Dataset rows:
————————

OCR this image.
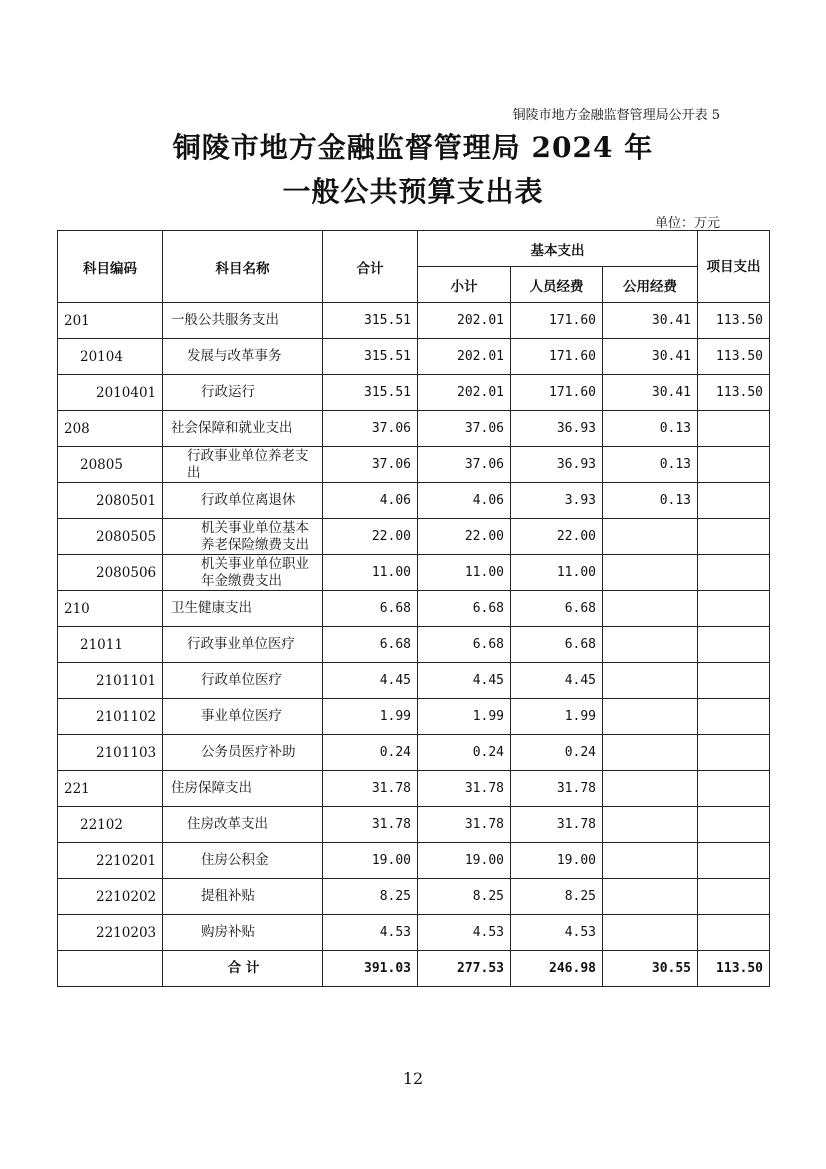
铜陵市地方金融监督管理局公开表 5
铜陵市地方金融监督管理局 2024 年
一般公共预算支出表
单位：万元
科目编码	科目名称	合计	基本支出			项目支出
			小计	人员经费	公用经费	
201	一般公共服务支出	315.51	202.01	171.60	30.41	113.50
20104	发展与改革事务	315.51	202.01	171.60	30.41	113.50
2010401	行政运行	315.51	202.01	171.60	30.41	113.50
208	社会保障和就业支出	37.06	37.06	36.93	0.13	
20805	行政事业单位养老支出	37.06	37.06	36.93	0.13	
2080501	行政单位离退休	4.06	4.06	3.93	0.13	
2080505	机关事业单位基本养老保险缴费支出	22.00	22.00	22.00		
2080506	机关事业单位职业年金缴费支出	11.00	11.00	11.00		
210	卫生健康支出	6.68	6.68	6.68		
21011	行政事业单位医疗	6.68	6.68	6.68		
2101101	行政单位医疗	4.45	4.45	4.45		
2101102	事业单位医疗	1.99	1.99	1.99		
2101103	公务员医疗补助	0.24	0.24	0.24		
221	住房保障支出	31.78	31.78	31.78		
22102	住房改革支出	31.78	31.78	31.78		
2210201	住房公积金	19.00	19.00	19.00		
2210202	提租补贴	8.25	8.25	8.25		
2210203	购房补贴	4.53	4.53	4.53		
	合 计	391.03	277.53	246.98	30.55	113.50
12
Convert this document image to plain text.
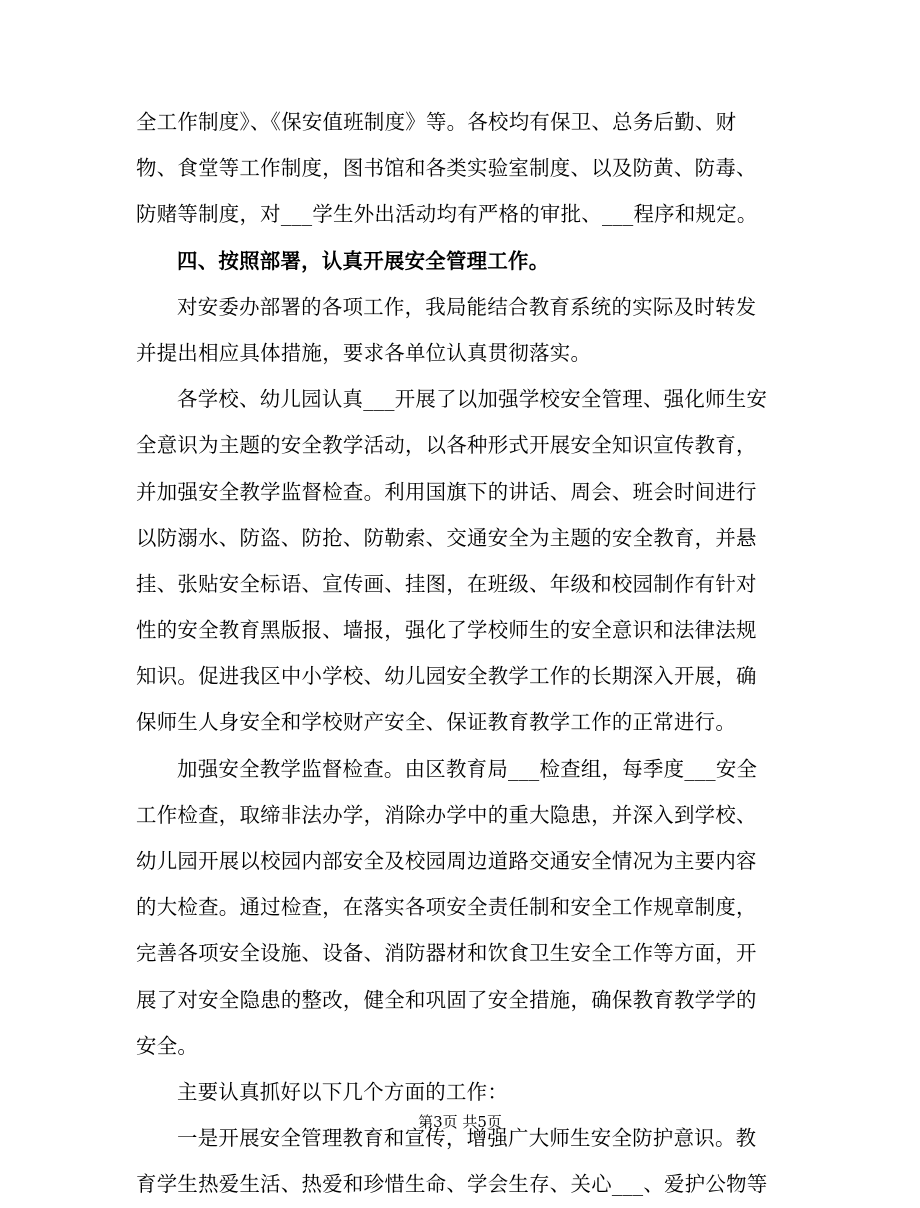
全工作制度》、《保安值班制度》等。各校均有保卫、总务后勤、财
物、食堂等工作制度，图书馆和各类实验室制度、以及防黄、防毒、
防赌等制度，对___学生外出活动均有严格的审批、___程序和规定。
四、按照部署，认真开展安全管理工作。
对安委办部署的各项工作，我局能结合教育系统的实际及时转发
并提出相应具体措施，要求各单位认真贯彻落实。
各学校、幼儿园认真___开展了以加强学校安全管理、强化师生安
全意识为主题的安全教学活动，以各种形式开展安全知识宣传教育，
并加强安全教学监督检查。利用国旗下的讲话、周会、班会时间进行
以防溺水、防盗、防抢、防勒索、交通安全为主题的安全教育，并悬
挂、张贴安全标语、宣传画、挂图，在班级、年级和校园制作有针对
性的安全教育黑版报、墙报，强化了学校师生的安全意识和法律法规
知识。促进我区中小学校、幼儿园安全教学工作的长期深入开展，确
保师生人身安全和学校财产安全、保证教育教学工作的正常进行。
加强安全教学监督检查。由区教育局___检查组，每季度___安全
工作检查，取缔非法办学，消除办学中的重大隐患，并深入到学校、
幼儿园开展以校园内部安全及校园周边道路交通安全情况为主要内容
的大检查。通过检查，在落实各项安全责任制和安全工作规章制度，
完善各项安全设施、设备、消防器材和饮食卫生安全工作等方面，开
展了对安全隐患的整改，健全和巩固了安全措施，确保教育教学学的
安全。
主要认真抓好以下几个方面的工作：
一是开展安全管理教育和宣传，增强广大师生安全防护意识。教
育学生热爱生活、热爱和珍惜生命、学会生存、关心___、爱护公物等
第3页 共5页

————————

Give back the whole listing as it stands, minus its pictures.

OCR this image.
铜陵市地方金融监督管理局公开表 5
铜陵市地方金融监督管理局 2024 年
一般公共预算支出表
单位：万元
科目编码	科目名称	合计	基本支出			项目支出
			小计	人员经费	公用经费	
201	一般公共服务支出	315.51	202.01	171.60	30.41	113.50
20104	发展与改革事务	315.51	202.01	171.60	30.41	113.50
2010401	行政运行	315.51	202.01	171.60	30.41	113.50
208	社会保障和就业支出	37.06	37.06	36.93	0.13	
20805	行政事业单位养老支出	37.06	37.06	36.93	0.13	
2080501	行政单位离退休	4.06	4.06	3.93	0.13	
2080505	机关事业单位基本养老保险缴费支出	22.00	22.00	22.00		
2080506	机关事业单位职业年金缴费支出	11.00	11.00	11.00		
210	卫生健康支出	6.68	6.68	6.68		
21011	行政事业单位医疗	6.68	6.68	6.68		
2101101	行政单位医疗	4.45	4.45	4.45		
2101102	事业单位医疗	1.99	1.99	1.99		
2101103	公务员医疗补助	0.24	0.24	0.24		
221	住房保障支出	31.78	31.78	31.78		
22102	住房改革支出	31.78	31.78	31.78		
2210201	住房公积金	19.00	19.00	19.00		
2210202	提租补贴	8.25	8.25	8.25		
2210203	购房补贴	4.53	4.53	4.53		
	合 计	391.03	277.53	246.98	30.55	113.50
12
Convert this document image to plain text.
全工作制度》、《保安值班制度》等。各校均有保卫、总务后勤、财
物、食堂等工作制度，图书馆和各类实验室制度、以及防黄、防毒、
防赌等制度，对___学生外出活动均有严格的审批、___程序和规定。
四、按照部署，认真开展安全管理工作。
对安委办部署的各项工作，我局能结合教育系统的实际及时转发
并提出相应具体措施，要求各单位认真贯彻落实。
各学校、幼儿园认真___开展了以加强学校安全管理、强化师生安
全意识为主题的安全教学活动，以各种形式开展安全知识宣传教育，
并加强安全教学监督检查。利用国旗下的讲话、周会、班会时间进行
以防溺水、防盗、防抢、防勒索、交通安全为主题的安全教育，并悬
挂、张贴安全标语、宣传画、挂图，在班级、年级和校园制作有针对
性的安全教育黑版报、墙报，强化了学校师生的安全意识和法律法规
知识。促进我区中小学校、幼儿园安全教学工作的长期深入开展，确
保师生人身安全和学校财产安全、保证教育教学工作的正常进行。
加强安全教学监督检查。由区教育局___检查组，每季度___安全
工作检查，取缔非法办学，消除办学中的重大隐患，并深入到学校、
幼儿园开展以校园内部安全及校园周边道路交通安全情况为主要内容
的大检查。通过检查，在落实各项安全责任制和安全工作规章制度，
完善各项安全设施、设备、消防器材和饮食卫生安全工作等方面，开
展了对安全隐患的整改，健全和巩固了安全措施，确保教育教学学的
安全。
主要认真抓好以下几个方面的工作：
一是开展安全管理教育和宣传，增强广大师生安全防护意识。教
育学生热爱生活、热爱和珍惜生命、学会生存、关心___、爱护公物等
第3页 共5页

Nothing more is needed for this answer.